Records for this task:
━━━━━━━━━━━━━━━━━━━━━━━━━━━━━━

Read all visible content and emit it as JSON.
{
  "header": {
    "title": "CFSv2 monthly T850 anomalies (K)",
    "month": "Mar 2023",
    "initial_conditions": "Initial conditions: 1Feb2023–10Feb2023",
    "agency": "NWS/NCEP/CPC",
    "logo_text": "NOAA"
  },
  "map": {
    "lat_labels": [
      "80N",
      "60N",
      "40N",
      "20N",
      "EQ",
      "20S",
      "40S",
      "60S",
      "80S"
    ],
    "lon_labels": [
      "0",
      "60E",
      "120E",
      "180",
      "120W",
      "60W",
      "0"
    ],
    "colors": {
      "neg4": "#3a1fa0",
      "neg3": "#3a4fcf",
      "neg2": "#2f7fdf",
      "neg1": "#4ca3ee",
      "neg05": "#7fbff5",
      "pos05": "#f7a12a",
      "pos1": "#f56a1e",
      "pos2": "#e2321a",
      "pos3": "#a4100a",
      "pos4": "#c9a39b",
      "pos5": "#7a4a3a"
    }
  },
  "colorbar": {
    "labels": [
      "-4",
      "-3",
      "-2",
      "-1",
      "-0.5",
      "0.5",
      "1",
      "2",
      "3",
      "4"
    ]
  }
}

━━━━━━━━━━━━━━━━━━━━━━━━━━━━━━

What the exercise asks: Quote every line of the data, word for word.

The solution:
Read all visible content and emit it as JSON.
{
  "header": {
    "title": "CFSv2 monthly T850 anomalies (K)",
    "month": "Mar 2023",
    "initial_conditions": "Initial conditions: 1Feb2023–10Feb2023",
    "agency": "NWS/NCEP/CPC",
    "logo_text": "NOAA"
  },
  "map": {
    "lat_labels": [
      "80N",
      "60N",
      "40N",
      "20N",
      "EQ",
      "20S",
      "40S",
      "60S",
      "80S"
    ],
    "lon_labels": [
      "0",
      "60E",
      "120E",
      "180",
      "120W",
      "60W",
      "0"
    ],
    "colors": {
      "neg4": "#3a1fa0",
      "neg3": "#3a4fcf",
      "neg2": "#2f7fdf",
      "neg1": "#4ca3ee",
      "neg05": "#7fbff5",
      "pos05": "#f7a12a",
      "pos1": "#f56a1e",
      "pos2": "#e2321a",
      "pos3": "#a4100a",
      "pos4": "#c9a39b",
      "pos5": "#7a4a3a"
    }
  },
  "colorbar": {
    "labels": [
      "-4",
      "-3",
      "-2",
      "-1",
      "-0.5",
      "0.5",
      "1",
      "2",
      "3",
      "4"
    ]
  }
}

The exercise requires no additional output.